Information provided
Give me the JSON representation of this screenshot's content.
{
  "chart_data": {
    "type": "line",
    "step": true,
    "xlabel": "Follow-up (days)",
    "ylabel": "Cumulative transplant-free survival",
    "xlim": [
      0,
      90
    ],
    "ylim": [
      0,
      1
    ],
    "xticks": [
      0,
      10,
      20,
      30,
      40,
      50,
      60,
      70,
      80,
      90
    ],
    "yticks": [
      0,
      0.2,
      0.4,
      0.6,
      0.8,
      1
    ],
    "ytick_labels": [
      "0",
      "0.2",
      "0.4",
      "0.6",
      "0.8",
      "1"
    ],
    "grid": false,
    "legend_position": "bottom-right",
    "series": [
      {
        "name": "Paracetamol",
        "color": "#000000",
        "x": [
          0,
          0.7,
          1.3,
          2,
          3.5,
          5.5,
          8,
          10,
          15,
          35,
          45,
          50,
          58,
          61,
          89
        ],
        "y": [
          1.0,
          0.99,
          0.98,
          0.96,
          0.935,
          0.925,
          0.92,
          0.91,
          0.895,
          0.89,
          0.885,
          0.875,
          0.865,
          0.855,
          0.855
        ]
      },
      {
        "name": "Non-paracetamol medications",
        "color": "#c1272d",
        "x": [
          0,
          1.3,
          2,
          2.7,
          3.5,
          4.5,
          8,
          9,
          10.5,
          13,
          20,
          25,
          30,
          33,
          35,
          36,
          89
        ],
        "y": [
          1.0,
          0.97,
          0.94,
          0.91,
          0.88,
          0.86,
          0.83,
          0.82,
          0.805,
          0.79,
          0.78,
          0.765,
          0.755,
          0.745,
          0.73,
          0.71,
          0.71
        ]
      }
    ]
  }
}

What the exercise asks
Each line of the material must be restated exactly.

Answer for the task
Give me the JSON representation of this screenshot's content.
{
  "chart_data": {
    "type": "line",
    "step": true,
    "xlabel": "Follow-up (days)",
    "ylabel": "Cumulative transplant-free survival",
    "xlim": [
      0,
      90
    ],
    "ylim": [
      0,
      1
    ],
    "xticks": [
      0,
      10,
      20,
      30,
      40,
      50,
      60,
      70,
      80,
      90
    ],
    "yticks": [
      0,
      0.2,
      0.4,
      0.6,
      0.8,
      1
    ],
    "ytick_labels": [
      "0",
      "0.2",
      "0.4",
      "0.6",
      "0.8",
      "1"
    ],
    "grid": false,
    "legend_position": "bottom-right",
    "series": [
      {
        "name": "Paracetamol",
        "color": "#000000",
        "x": [
          0,
          0.7,
          1.3,
          2,
          3.5,
          5.5,
          8,
          10,
          15,
          35,
          45,
          50,
          58,
          61,
          89
        ],
        "y": [
          1.0,
          0.99,
          0.98,
          0.96,
          0.935,
          0.925,
          0.92,
          0.91,
          0.895,
          0.89,
          0.885,
          0.875,
          0.865,
          0.855,
          0.855
        ]
      },
      {
        "name": "Non-paracetamol medications",
        "color": "#c1272d",
        "x": [
          0,
          1.3,
          2,
          2.7,
          3.5,
          4.5,
          8,
          9,
          10.5,
          13,
          20,
          25,
          30,
          33,
          35,
          36,
          89
        ],
        "y": [
          1.0,
          0.97,
          0.94,
          0.91,
          0.88,
          0.86,
          0.83,
          0.82,
          0.805,
          0.79,
          0.78,
          0.765,
          0.755,
          0.745,
          0.73,
          0.71,
          0.71
        ]
      }
    ]
  }
}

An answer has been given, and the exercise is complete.